→ PROVIDED ENTRIES
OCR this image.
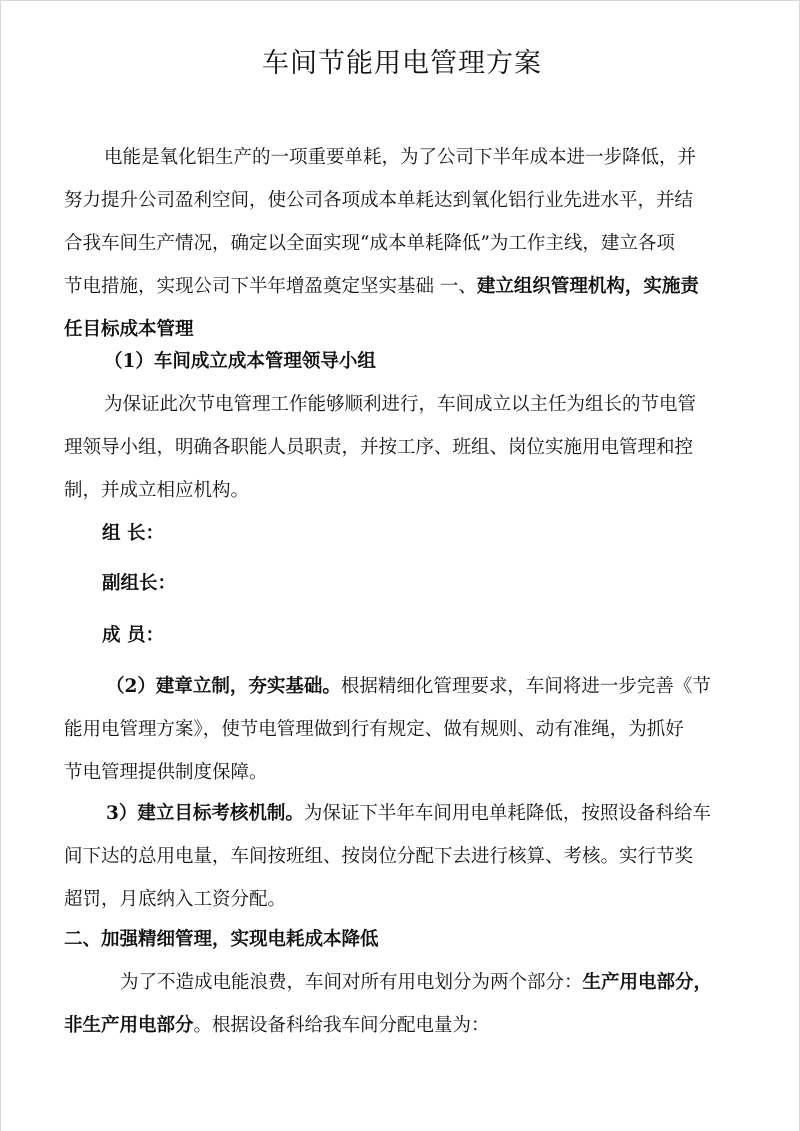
车间节能用电管理方案
电能是氧化铝生产的一项重要单耗，为了公司下半年成本进一步降低，并
努力提升公司盈利空间，使公司各项成本单耗达到氧化铝行业先进水平，并结
合我车间生产情况，确定以全面实现“成本单耗降低”为工作主线，建立各项
节电措施，实现公司下半年增盈奠定坚实基础 一、建立组织管理机构，实施责
任目标成本管理
（1）车间成立成本管理领导小组
为保证此次节电管理工作能够顺利进行，车间成立以主任为组长的节电管
理领导小组，明确各职能人员职责，并按工序、班组、岗位实施用电管理和控
制，并成立相应机构。
组 长：
副组长：
成 员：
（2）建章立制，夯实基础。根据精细化管理要求，车间将进一步完善《节
能用电管理方案》，使节电管理做到行有规定、做有规则、动有准绳，为抓好
节电管理提供制度保障。
3）建立目标考核机制。为保证下半年车间用电单耗降低，按照设备科给车
间下达的总用电量，车间按班组、按岗位分配下去进行核算、考核。实行节奖
超罚，月底纳入工资分配。
二、加强精细管理，实现电耗成本降低
为了不造成电能浪费，车间对所有用电划分为两个部分：生产用电部分，
非生产用电部分。根据设备科给我车间分配电量为：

→ WHAT YOU NEED TO DO
Working from the material above, transcribe it exactly while omitting pictures.

→ FINISHED EXERCISE
OCR this image.
车间节能用电管理方案
电能是氧化铝生产的一项重要单耗，为了公司下半年成本进一步降低，并
努力提升公司盈利空间，使公司各项成本单耗达到氧化铝行业先进水平，并结
合我车间生产情况，确定以全面实现“成本单耗降低”为工作主线，建立各项
节电措施，实现公司下半年增盈奠定坚实基础 一、建立组织管理机构，实施责
任目标成本管理
（1）车间成立成本管理领导小组
为保证此次节电管理工作能够顺利进行，车间成立以主任为组长的节电管
理领导小组，明确各职能人员职责，并按工序、班组、岗位实施用电管理和控
制，并成立相应机构。
组 长：
副组长：
成 员：
（2）建章立制，夯实基础。根据精细化管理要求，车间将进一步完善《节
能用电管理方案》，使节电管理做到行有规定、做有规则、动有准绳，为抓好
节电管理提供制度保障。
3）建立目标考核机制。为保证下半年车间用电单耗降低，按照设备科给车
间下达的总用电量，车间按班组、按岗位分配下去进行核算、考核。实行节奖
超罚，月底纳入工资分配。
二、加强精细管理，实现电耗成本降低
为了不造成电能浪费，车间对所有用电划分为两个部分：生产用电部分，
非生产用电部分。根据设备科给我车间分配电量为：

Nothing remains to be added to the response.